* begin Record extracts *
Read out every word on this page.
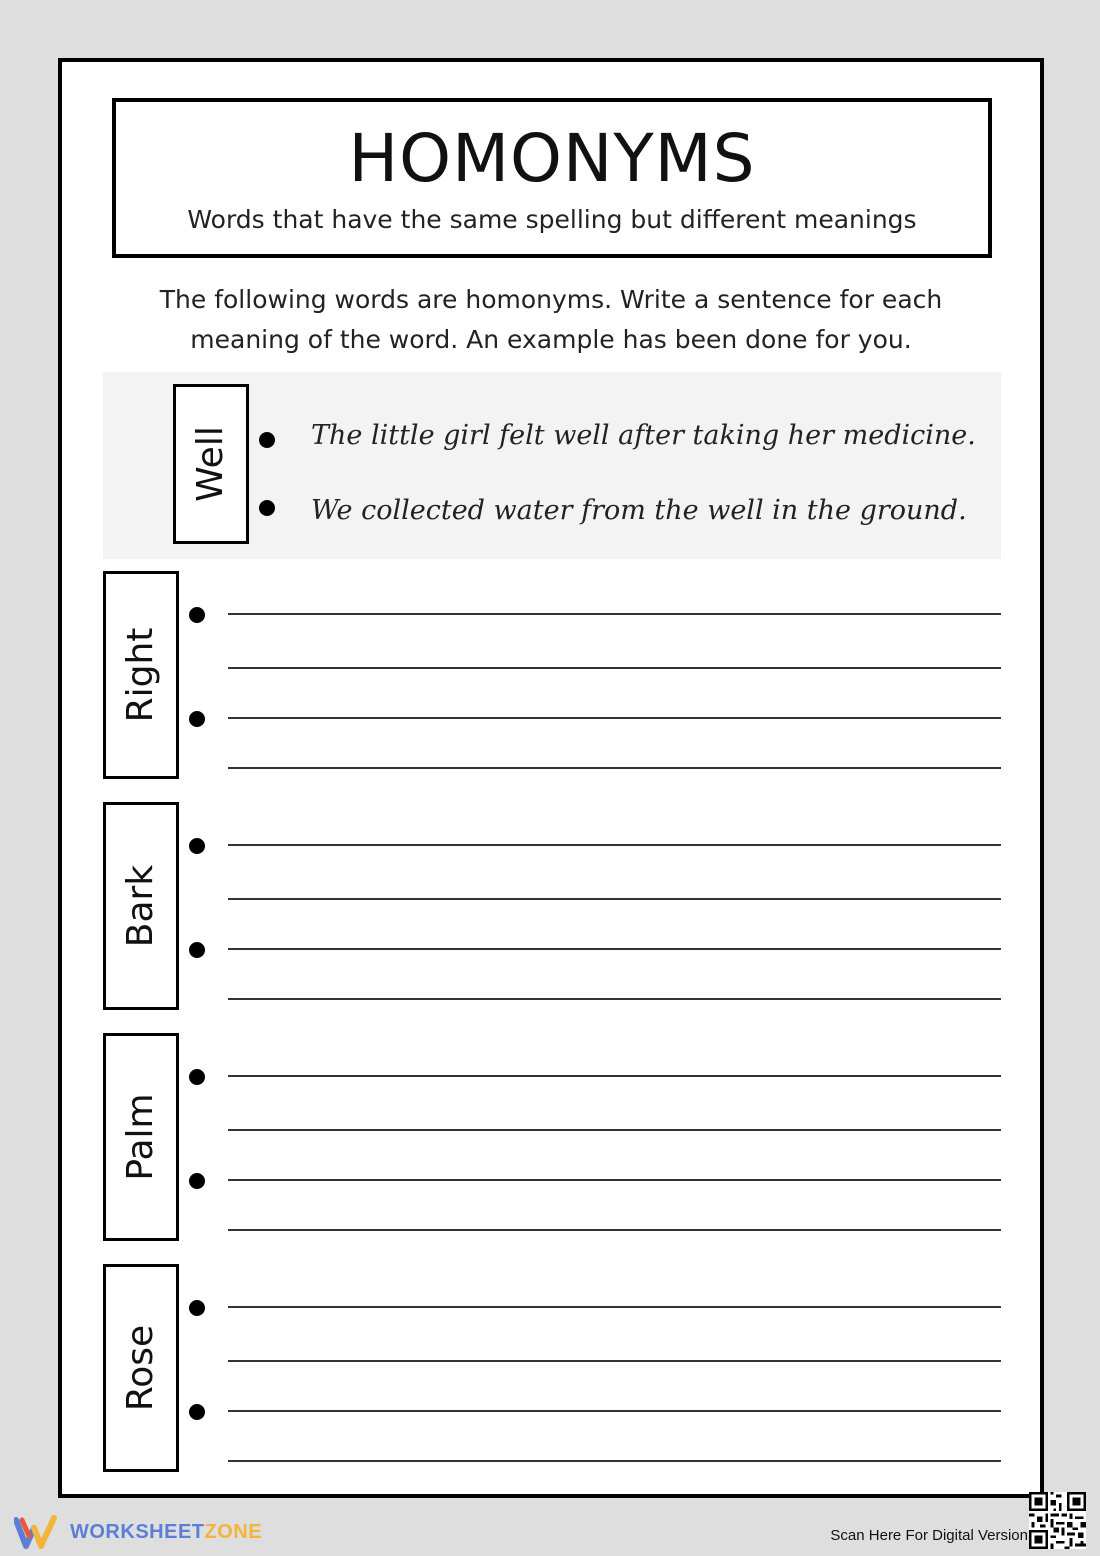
HOMONYMS
Words that have the same spelling but different meanings
The following words are homonyms. Write a sentence for each
meaning of the word. An example has been done for you.
Well	The little girl felt well after taking her medicine.
We collected water from the well in the ground.
Right
Bark
Palm
Rose
WORKSHEETZONE	Scan Here For Digital Version
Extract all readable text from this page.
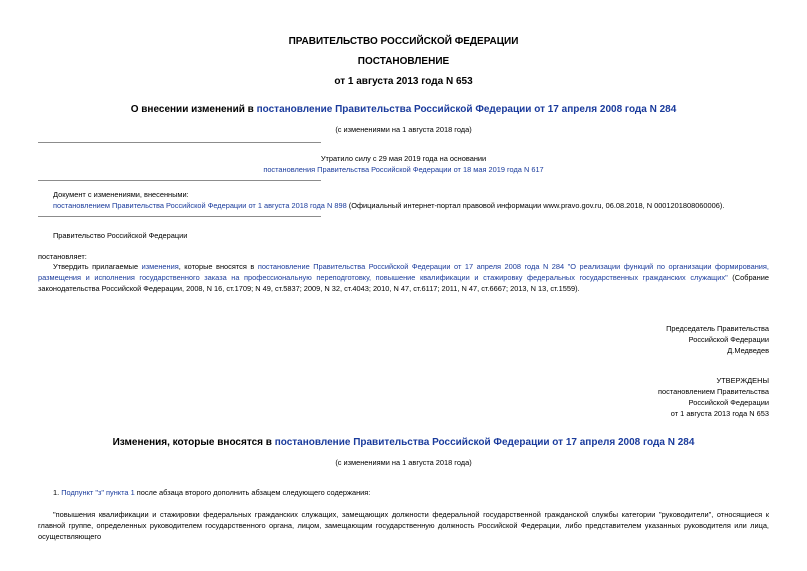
ПРАВИТЕЛЬСТВО РОССИЙСКОЙ ФЕДЕРАЦИИ
ПОСТАНОВЛЕНИЕ
от 1 августа 2013 года N 653
О внесении изменений в постановление Правительства Российской Федерации от 17 апреля 2008 года N 284
(с изменениями на 1 августа 2018 года)
Утратило силу с 29 мая 2019 года на основании
постановления Правительства Российской Федерации от 18 мая 2019 года N 617
Документ с изменениями, внесенными:
постановлением Правительства Российской Федерации от 1 августа 2018 года N 898 (Официальный интернет-портал правовой информации www.pravo.gov.ru, 06.08.2018, N 0001201808060006).
Правительство Российской Федерации
постановляет:
Утвердить прилагаемые изменения, которые вносятся в постановление Правительства Российской Федерации от 17 апреля 2008 года N 284 "О реализации функций по организации формирования, размещения и исполнения государственного заказа на профессиональную переподготовку, повышение квалификации и стажировку федеральных государственных гражданских служащих" (Собрание законодательства Российской Федерации, 2008, N 16, ст.1709; N 49, ст.5837; 2009, N 32, ст.4043; 2010, N 47, ст.6117; 2011, N 47, ст.6667; 2013, N 13, ст.1559).
Председатель Правительства
Российской Федерации
Д.Медведев
УТВЕРЖДЕНЫ
постановлением Правительства
Российской Федерации
от 1 августа 2013 года N 653
Изменения, которые вносятся в постановление Правительства Российской Федерации от 17 апреля 2008 года N 284
(с изменениями на 1 августа 2018 года)
1. Подпункт "з" пункта 1 после абзаца второго дополнить абзацем следующего содержания:
"повышения квалификации и стажировки федеральных гражданских служащих, замещающих должности федеральной государственной гражданской службы категории "руководители", относящиеся к главной группе, определенных руководителем государственного органа, лицом, замещающим государственную должность Российской Федерации, либо представителем указанных руководителя или лица, осуществляющего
* end Record extracts *
Goal of the exercise —
Which lines contain the word "гражданских"? Return each of them.

The output —
Утвердить прилагаемые изменения, которые вносятся в постановление Правительства Российской Федерации от 17 апреля 2008 года N 284 "О реализации функций по организации формирования, размещения и исполнения государственного заказа на профессиональную переподготовку, повышение квалификации и стажировку федеральных государственных гражданских служащих" (Собрание законодательства Российской Федерации, 2008, N 16, ст.1709; N 49, ст.5837; 2009, N 32, ст.4043; 2010, N 47, ст.6117; 2011, N 47, ст.6667; 2013, N 13, ст.1559).
"повышения квалификации и стажировки федеральных гражданских служащих, замещающих должности федеральной государственной гражданской службы категории "руководители", относящиеся к главной группе, определенных руководителем государственного органа, лицом, замещающим государственную должность Российской Федерации, либо представителем указанных руководителя или лица, осуществляющего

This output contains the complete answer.